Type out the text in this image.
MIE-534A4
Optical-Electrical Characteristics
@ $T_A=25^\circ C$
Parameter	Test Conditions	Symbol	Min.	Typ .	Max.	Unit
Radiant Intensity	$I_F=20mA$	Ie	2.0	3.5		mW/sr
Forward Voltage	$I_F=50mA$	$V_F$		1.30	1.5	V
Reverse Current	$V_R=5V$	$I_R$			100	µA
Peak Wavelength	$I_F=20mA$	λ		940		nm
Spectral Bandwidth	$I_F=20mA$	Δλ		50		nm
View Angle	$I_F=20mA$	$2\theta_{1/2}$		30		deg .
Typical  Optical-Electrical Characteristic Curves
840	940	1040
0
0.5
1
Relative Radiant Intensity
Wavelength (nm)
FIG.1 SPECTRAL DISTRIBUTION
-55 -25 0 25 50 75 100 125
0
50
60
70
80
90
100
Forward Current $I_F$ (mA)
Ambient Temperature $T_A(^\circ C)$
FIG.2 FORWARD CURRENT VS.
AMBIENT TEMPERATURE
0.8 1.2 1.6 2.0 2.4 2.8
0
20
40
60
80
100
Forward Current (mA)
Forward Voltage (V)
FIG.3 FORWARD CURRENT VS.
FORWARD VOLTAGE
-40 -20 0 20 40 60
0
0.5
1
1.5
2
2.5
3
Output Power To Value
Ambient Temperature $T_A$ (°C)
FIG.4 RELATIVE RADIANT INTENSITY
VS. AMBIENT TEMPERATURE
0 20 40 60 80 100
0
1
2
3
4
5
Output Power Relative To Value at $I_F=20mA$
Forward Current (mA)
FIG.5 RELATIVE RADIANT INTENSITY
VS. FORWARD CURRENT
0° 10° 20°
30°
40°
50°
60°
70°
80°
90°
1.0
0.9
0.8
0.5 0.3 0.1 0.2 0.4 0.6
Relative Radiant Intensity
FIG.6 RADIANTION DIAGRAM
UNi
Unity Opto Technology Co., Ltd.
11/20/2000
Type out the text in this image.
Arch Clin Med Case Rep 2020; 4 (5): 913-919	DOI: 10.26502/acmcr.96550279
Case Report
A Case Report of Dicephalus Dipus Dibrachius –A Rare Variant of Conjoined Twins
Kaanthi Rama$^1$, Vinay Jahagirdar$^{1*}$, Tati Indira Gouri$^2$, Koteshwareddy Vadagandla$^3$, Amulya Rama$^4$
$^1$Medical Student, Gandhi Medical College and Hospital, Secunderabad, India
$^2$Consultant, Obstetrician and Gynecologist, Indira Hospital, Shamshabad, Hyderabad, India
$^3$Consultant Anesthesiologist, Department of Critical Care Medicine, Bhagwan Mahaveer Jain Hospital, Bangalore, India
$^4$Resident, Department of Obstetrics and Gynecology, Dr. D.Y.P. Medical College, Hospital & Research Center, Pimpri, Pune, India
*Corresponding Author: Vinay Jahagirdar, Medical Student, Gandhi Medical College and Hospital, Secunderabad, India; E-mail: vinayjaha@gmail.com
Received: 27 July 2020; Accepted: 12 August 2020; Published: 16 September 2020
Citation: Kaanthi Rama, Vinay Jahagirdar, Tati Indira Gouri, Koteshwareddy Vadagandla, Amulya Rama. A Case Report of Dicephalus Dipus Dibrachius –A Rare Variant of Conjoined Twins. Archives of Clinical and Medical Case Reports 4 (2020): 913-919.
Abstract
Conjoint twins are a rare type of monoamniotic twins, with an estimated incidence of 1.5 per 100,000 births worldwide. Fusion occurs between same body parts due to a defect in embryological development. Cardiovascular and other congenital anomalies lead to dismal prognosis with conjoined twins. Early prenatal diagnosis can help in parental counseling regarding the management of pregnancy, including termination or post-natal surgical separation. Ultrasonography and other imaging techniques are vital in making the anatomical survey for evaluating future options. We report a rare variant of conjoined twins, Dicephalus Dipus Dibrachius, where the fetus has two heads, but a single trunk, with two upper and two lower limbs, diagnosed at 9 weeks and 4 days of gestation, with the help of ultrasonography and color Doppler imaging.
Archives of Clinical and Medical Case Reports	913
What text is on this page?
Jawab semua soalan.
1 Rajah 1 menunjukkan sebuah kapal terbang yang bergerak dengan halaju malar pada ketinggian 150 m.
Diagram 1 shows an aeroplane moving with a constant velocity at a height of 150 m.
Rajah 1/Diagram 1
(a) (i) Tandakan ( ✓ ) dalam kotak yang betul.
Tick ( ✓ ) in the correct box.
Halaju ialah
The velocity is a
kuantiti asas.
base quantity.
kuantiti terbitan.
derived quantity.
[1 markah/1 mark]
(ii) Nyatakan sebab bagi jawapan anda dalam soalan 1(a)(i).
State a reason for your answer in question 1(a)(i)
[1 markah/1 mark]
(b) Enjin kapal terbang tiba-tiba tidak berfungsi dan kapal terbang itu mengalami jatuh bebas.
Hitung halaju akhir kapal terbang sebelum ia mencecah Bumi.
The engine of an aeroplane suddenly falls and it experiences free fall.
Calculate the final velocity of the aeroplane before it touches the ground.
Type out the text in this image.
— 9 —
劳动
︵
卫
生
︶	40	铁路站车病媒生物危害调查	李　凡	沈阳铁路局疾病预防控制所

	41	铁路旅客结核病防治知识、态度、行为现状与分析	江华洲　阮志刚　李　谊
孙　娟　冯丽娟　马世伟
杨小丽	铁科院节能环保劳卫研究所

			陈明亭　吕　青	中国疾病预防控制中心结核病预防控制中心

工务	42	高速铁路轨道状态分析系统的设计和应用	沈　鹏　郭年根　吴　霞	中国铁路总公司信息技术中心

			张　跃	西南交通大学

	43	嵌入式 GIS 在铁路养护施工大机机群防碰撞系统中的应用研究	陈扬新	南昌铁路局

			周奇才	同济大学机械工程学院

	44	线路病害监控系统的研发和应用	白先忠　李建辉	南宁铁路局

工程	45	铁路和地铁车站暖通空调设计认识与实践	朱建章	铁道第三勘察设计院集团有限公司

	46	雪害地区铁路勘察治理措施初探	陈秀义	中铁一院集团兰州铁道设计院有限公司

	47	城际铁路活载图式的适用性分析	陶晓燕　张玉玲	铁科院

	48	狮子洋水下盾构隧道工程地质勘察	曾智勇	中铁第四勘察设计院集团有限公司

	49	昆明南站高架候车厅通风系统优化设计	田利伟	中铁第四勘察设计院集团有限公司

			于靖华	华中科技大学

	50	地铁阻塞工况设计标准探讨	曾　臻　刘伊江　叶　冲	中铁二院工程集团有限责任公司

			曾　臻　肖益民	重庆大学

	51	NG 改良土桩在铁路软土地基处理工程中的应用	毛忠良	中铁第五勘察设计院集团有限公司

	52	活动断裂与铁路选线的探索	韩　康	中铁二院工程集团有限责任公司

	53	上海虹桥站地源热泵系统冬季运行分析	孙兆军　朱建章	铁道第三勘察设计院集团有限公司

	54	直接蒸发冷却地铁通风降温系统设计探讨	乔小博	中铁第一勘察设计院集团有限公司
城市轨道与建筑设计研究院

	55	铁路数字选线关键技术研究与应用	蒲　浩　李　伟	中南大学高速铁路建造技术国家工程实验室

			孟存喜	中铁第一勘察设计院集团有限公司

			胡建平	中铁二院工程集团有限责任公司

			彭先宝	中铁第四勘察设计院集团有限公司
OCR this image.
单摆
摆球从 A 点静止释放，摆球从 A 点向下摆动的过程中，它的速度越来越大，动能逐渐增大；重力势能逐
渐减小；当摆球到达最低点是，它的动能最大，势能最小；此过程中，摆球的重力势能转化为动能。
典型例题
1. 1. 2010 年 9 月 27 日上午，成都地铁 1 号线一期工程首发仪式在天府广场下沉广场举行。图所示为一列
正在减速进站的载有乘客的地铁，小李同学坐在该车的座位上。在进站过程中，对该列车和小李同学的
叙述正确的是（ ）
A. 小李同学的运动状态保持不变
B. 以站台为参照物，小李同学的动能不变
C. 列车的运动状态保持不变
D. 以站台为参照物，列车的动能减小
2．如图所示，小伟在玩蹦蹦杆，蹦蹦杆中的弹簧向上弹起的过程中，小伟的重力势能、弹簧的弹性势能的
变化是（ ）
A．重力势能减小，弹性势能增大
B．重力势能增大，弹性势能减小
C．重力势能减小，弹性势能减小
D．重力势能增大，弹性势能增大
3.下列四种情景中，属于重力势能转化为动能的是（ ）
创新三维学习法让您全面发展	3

——

Ascertain the number of lines in the entries that include the word "Jahagirdar", and report only that number.

### [EXERCISE SOLUTION]
3